▸ TASK INSTRUCTIONS: Repeat the listing in full, preserving every character.

▸ ITEMS:
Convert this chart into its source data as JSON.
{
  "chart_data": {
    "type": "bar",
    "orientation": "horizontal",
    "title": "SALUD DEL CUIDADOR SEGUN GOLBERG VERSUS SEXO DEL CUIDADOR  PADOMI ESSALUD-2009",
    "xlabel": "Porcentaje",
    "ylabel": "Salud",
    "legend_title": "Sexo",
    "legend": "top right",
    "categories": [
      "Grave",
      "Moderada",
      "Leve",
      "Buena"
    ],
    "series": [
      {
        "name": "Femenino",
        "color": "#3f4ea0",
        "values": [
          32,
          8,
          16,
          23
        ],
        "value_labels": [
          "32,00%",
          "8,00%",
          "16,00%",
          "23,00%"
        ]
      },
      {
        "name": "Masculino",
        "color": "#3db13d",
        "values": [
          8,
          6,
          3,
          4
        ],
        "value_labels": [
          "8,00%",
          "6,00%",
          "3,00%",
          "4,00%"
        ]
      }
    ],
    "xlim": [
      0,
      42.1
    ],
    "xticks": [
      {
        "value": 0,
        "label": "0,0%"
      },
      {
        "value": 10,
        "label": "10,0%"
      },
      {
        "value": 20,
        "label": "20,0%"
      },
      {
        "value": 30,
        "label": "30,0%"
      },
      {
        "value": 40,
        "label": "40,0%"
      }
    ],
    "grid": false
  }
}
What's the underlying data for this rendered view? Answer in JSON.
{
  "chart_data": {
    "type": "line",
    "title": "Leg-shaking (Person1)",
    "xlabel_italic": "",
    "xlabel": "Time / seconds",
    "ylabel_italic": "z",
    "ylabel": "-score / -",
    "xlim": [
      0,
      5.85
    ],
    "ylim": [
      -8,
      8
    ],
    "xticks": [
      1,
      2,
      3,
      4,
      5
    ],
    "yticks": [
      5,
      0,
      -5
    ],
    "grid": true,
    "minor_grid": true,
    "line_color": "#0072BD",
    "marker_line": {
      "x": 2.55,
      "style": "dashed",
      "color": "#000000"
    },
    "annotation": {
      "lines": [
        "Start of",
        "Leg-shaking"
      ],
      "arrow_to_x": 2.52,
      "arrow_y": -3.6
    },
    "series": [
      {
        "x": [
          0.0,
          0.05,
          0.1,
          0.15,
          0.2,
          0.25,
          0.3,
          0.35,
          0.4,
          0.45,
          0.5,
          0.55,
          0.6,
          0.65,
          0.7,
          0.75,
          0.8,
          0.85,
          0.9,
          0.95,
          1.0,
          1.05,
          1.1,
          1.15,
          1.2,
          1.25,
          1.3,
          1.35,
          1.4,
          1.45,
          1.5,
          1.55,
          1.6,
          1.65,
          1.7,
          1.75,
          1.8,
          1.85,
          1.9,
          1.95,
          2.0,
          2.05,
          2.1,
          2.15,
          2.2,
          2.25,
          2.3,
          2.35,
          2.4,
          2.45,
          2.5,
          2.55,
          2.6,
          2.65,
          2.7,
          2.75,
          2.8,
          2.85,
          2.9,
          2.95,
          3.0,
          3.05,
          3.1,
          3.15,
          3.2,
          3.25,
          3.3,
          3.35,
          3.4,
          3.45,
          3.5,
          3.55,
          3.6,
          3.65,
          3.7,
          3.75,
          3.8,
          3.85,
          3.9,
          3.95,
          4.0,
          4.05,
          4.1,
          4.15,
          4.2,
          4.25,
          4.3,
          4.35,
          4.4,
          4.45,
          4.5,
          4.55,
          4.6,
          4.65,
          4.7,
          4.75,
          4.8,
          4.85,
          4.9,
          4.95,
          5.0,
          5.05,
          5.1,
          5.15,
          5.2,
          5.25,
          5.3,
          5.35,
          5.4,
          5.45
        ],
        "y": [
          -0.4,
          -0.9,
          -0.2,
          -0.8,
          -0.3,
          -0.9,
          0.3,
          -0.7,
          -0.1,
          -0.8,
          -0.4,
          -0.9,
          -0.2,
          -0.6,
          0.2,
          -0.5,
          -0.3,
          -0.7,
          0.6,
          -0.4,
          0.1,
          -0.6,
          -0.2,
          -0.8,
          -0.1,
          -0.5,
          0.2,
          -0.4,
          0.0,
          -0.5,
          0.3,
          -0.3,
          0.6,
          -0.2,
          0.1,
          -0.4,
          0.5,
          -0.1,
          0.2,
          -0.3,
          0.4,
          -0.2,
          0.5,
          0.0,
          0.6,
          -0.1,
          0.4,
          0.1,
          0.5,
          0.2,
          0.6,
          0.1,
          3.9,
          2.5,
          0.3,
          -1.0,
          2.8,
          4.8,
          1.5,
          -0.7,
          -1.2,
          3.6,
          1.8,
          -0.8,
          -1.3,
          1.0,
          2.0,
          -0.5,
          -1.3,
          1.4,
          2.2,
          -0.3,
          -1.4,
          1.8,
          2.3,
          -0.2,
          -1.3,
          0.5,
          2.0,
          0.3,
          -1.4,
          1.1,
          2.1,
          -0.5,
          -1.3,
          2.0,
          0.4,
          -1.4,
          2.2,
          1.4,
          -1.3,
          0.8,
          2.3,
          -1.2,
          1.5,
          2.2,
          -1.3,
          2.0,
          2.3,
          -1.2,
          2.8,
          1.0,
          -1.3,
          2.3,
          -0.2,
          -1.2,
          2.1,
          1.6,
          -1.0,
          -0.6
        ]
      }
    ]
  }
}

▸ OUTPUT OF THE TASK:
Convert this chart into its source data as JSON.
{
  "chart_data": {
    "type": "bar",
    "orientation": "horizontal",
    "title": "SALUD DEL CUIDADOR SEGUN GOLBERG VERSUS SEXO DEL CUIDADOR  PADOMI ESSALUD-2009",
    "xlabel": "Porcentaje",
    "ylabel": "Salud",
    "legend_title": "Sexo",
    "legend": "top right",
    "categories": [
      "Grave",
      "Moderada",
      "Leve",
      "Buena"
    ],
    "series": [
      {
        "name": "Femenino",
        "color": "#3f4ea0",
        "values": [
          32,
          8,
          16,
          23
        ],
        "value_labels": [
          "32,00%",
          "8,00%",
          "16,00%",
          "23,00%"
        ]
      },
      {
        "name": "Masculino",
        "color": "#3db13d",
        "values": [
          8,
          6,
          3,
          4
        ],
        "value_labels": [
          "8,00%",
          "6,00%",
          "3,00%",
          "4,00%"
        ]
      }
    ],
    "xlim": [
      0,
      42.1
    ],
    "xticks": [
      {
        "value": 0,
        "label": "0,0%"
      },
      {
        "value": 10,
        "label": "10,0%"
      },
      {
        "value": 20,
        "label": "20,0%"
      },
      {
        "value": 30,
        "label": "30,0%"
      },
      {
        "value": 40,
        "label": "40,0%"
      }
    ],
    "grid": false
  }
}
What's the underlying data for this rendered view? Answer in JSON.
{
  "chart_data": {
    "type": "line",
    "title": "Leg-shaking (Person1)",
    "xlabel_italic": "",
    "xlabel": "Time / seconds",
    "ylabel_italic": "z",
    "ylabel": "-score / -",
    "xlim": [
      0,
      5.85
    ],
    "ylim": [
      -8,
      8
    ],
    "xticks": [
      1,
      2,
      3,
      4,
      5
    ],
    "yticks": [
      5,
      0,
      -5
    ],
    "grid": true,
    "minor_grid": true,
    "line_color": "#0072BD",
    "marker_line": {
      "x": 2.55,
      "style": "dashed",
      "color": "#000000"
    },
    "annotation": {
      "lines": [
        "Start of",
        "Leg-shaking"
      ],
      "arrow_to_x": 2.52,
      "arrow_y": -3.6
    },
    "series": [
      {
        "x": [
          0.0,
          0.05,
          0.1,
          0.15,
          0.2,
          0.25,
          0.3,
          0.35,
          0.4,
          0.45,
          0.5,
          0.55,
          0.6,
          0.65,
          0.7,
          0.75,
          0.8,
          0.85,
          0.9,
          0.95,
          1.0,
          1.05,
          1.1,
          1.15,
          1.2,
          1.25,
          1.3,
          1.35,
          1.4,
          1.45,
          1.5,
          1.55,
          1.6,
          1.65,
          1.7,
          1.75,
          1.8,
          1.85,
          1.9,
          1.95,
          2.0,
          2.05,
          2.1,
          2.15,
          2.2,
          2.25,
          2.3,
          2.35,
          2.4,
          2.45,
          2.5,
          2.55,
          2.6,
          2.65,
          2.7,
          2.75,
          2.8,
          2.85,
          2.9,
          2.95,
          3.0,
          3.05,
          3.1,
          3.15,
          3.2,
          3.25,
          3.3,
          3.35,
          3.4,
          3.45,
          3.5,
          3.55,
          3.6,
          3.65,
          3.7,
          3.75,
          3.8,
          3.85,
          3.9,
          3.95,
          4.0,
          4.05,
          4.1,
          4.15,
          4.2,
          4.25,
          4.3,
          4.35,
          4.4,
          4.45,
          4.5,
          4.55,
          4.6,
          4.65,
          4.7,
          4.75,
          4.8,
          4.85,
          4.9,
          4.95,
          5.0,
          5.05,
          5.1,
          5.15,
          5.2,
          5.25,
          5.3,
          5.35,
          5.4,
          5.45
        ],
        "y": [
          -0.4,
          -0.9,
          -0.2,
          -0.8,
          -0.3,
          -0.9,
          0.3,
          -0.7,
          -0.1,
          -0.8,
          -0.4,
          -0.9,
          -0.2,
          -0.6,
          0.2,
          -0.5,
          -0.3,
          -0.7,
          0.6,
          -0.4,
          0.1,
          -0.6,
          -0.2,
          -0.8,
          -0.1,
          -0.5,
          0.2,
          -0.4,
          0.0,
          -0.5,
          0.3,
          -0.3,
          0.6,
          -0.2,
          0.1,
          -0.4,
          0.5,
          -0.1,
          0.2,
          -0.3,
          0.4,
          -0.2,
          0.5,
          0.0,
          0.6,
          -0.1,
          0.4,
          0.1,
          0.5,
          0.2,
          0.6,
          0.1,
          3.9,
          2.5,
          0.3,
          -1.0,
          2.8,
          4.8,
          1.5,
          -0.7,
          -1.2,
          3.6,
          1.8,
          -0.8,
          -1.3,
          1.0,
          2.0,
          -0.5,
          -1.3,
          1.4,
          2.2,
          -0.3,
          -1.4,
          1.8,
          2.3,
          -0.2,
          -1.3,
          0.5,
          2.0,
          0.3,
          -1.4,
          1.1,
          2.1,
          -0.5,
          -1.3,
          2.0,
          0.4,
          -1.4,
          2.2,
          1.4,
          -1.3,
          0.8,
          2.3,
          -1.2,
          1.5,
          2.2,
          -1.3,
          2.0,
          2.3,
          -1.2,
          2.8,
          1.0,
          -1.3,
          2.3,
          -0.2,
          -1.2,
          2.1,
          1.6,
          -1.0,
          -0.6
        ]
      }
    ]
  }
}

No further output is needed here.